- Material for this exercise:
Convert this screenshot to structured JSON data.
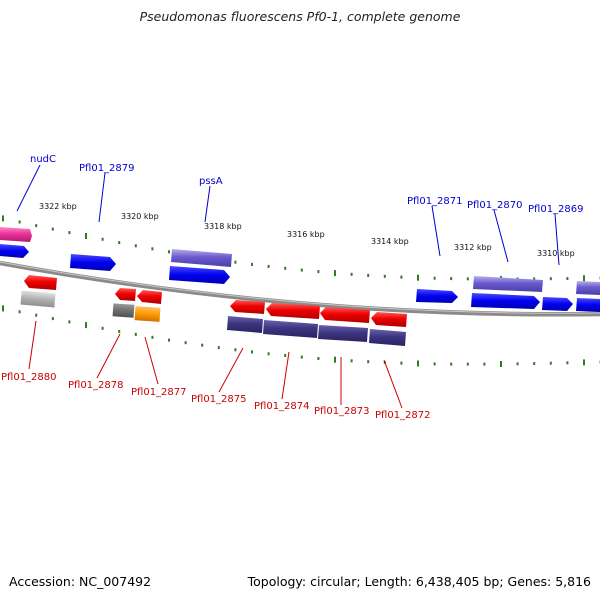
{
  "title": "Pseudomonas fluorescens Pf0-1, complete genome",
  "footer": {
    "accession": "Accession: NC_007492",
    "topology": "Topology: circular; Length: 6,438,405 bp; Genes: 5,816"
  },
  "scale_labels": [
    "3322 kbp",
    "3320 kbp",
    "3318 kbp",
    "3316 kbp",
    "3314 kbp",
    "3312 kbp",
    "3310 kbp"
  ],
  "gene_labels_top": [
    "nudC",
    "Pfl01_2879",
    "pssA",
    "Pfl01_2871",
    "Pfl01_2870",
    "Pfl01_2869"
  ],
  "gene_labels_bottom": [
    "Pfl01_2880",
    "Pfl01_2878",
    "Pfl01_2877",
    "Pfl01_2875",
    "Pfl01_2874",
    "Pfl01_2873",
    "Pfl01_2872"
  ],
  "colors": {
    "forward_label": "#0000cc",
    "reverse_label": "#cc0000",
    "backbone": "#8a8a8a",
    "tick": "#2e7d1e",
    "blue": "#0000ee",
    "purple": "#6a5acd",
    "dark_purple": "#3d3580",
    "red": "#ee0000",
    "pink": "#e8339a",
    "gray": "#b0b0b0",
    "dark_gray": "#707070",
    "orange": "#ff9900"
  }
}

- Goal of the exercise: Set the entries down again exactly. Do not include the images.

- Response to this task:
Convert this screenshot to structured JSON data.
{
  "title": "Pseudomonas fluorescens Pf0-1, complete genome",
  "footer": {
    "accession": "Accession: NC_007492",
    "topology": "Topology: circular; Length: 6,438,405 bp; Genes: 5,816"
  },
  "scale_labels": [
    "3322 kbp",
    "3320 kbp",
    "3318 kbp",
    "3316 kbp",
    "3314 kbp",
    "3312 kbp",
    "3310 kbp"
  ],
  "gene_labels_top": [
    "nudC",
    "Pfl01_2879",
    "pssA",
    "Pfl01_2871",
    "Pfl01_2870",
    "Pfl01_2869"
  ],
  "gene_labels_bottom": [
    "Pfl01_2880",
    "Pfl01_2878",
    "Pfl01_2877",
    "Pfl01_2875",
    "Pfl01_2874",
    "Pfl01_2873",
    "Pfl01_2872"
  ],
  "colors": {
    "forward_label": "#0000cc",
    "reverse_label": "#cc0000",
    "backbone": "#8a8a8a",
    "tick": "#2e7d1e",
    "blue": "#0000ee",
    "purple": "#6a5acd",
    "dark_purple": "#3d3580",
    "red": "#ee0000",
    "pink": "#e8339a",
    "gray": "#b0b0b0",
    "dark_gray": "#707070",
    "orange": "#ff9900"
  }
}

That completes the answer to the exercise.